Ayesha Jalal, ed. The Oxford Companion to Pakistani History. Oxford: Oxford University Press, 2012. xiv + 558 pp. $75.00 (cloth), ISBN 978-0-19-547578-4.
Reviewed by Rohit Wanchoo (Delhi University)
Published on H-Asia (June, 2015)
Commissioned by Sumit Guha (The University of Texas at Austin)
History of Pakistan
The Oxford Companion to Pakistani History, judiciously edited by Ayesha Jalal, is a valuable single-volume reference work for those embarking on a study of Pakistan. For scholars familiar with Pakistan, it provides insight into areas unrelated to their basic specialization, and for the undergraduate student, journalist, and intelligent layman, it offers useful background information. The subject index at the end of the volume and the asterisk marks within the text are useful for those seeking specific information or leads. The contributors to this volume have adopted an academic and liberal democratic standpoint and can claim to have as “unbiased” a stand as is possible in the social sciences.
The subject matter of Pakistani history is problematic as the editor notes in the preface. Several entries dealing with partition, Jinnah, the philosophy of Pakistan, and Islamization try to grapple with this issue. Jalal, for example, emphasizes that Jinnah’s insistence in the Lahore Resolution of 1940 that Muslims constituted a nation did not imply the demand for a separate state. She recognizes that though the demand for Pakistan attracted many Muslims, “it embittered relations between the communities in Punjab and Bengal where the Hindu Mahasabha had an edge over the Congress” (pp. 253-254). Pakistan was “anathema for most non-Muslims in the Muslim majority provinces” (p. 254). Therefore, Jinnah’s plan for a confederal arrangement was undermined by communal polarization and the Congress preference for a strong center.

● **Items**:
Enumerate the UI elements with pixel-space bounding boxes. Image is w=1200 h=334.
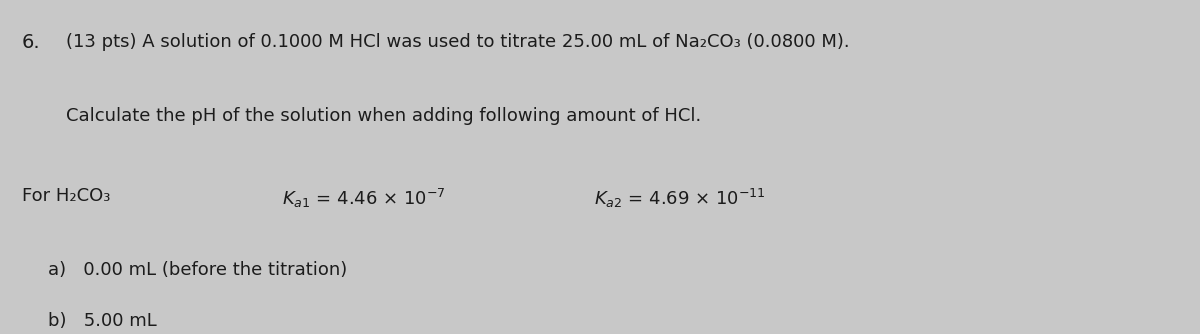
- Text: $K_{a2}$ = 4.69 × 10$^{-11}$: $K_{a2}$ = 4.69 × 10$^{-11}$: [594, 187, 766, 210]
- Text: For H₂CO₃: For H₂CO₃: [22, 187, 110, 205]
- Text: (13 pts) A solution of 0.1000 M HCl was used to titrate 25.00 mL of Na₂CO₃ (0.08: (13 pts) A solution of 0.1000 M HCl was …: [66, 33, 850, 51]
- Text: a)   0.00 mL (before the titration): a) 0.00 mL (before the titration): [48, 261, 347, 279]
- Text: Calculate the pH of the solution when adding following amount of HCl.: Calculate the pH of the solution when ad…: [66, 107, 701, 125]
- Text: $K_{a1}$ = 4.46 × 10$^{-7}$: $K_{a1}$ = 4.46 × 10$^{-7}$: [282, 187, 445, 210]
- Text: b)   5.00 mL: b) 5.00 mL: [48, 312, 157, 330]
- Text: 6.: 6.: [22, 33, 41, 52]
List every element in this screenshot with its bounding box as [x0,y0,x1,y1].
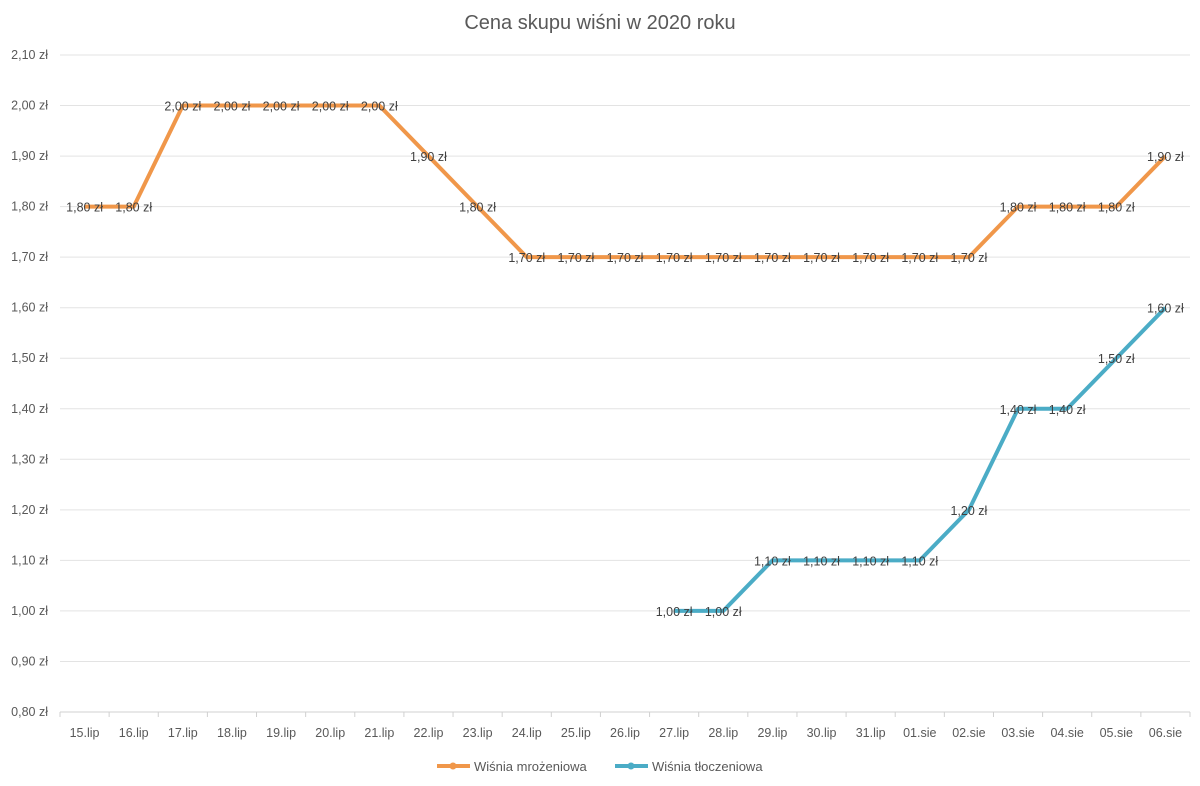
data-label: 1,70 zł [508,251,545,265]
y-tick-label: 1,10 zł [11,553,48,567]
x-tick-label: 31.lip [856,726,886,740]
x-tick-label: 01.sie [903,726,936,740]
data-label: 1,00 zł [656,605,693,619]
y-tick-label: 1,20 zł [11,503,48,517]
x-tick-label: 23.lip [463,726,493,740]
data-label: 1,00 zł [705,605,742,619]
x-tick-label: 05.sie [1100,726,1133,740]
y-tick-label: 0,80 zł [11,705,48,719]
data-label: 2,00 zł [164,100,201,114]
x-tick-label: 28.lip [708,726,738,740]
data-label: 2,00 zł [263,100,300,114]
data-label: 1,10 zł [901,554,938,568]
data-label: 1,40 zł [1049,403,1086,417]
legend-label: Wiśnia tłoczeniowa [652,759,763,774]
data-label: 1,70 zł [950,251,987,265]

● **Work instructions**:
Extend the review of The Oxford Companion to Pakistani History with one more paragraph that follows on from its last sentence.

● **Answer to the problem**:
Alternative interpretations are also included under different headings. In the entry for Sardar Vallabhai Patel, Prachi Deshpande states that Patel convinced the Congress Party to accept the Cabinet Mission Plan of 1946 “to divide the sub-continent into a loose federation on religious lines” only to have the Muslim League reject the plan (p. 413). In other entries, M. R. Kazimi argues that Liaquat Ali Khan had written a “detailed objection” to the Cabinet Mission Plan of 1946 and that in India Wins Freedom (1988) Maulana Abul Kalam Azad was “glossing over” his own role during the final negotiations (pp. 285, 45). Whether Jinnah used the Pakistan slogan as a bargaining counter or a demand for a separate country, “the result was the division of India on a religious basis” (Ishtiaq Ahmed, p. 358). Contradicting Jalal, Sharif Al-Mujahid asserts that Muslims had “progressively developed the will to live as a nation” and the Lahore Resolution expressed the will “to be united in a state” (p. 514). In the entry for the ideology of Pakistan, Abbas Rashid argues that the two-nation theory did not preclude “co-existence in one state” (p. 214). It was Liaquat Ali Khan who narrowed the broad-minded conception that Jinnah had enunciated in his August 1947 address to the Constituent Assembly.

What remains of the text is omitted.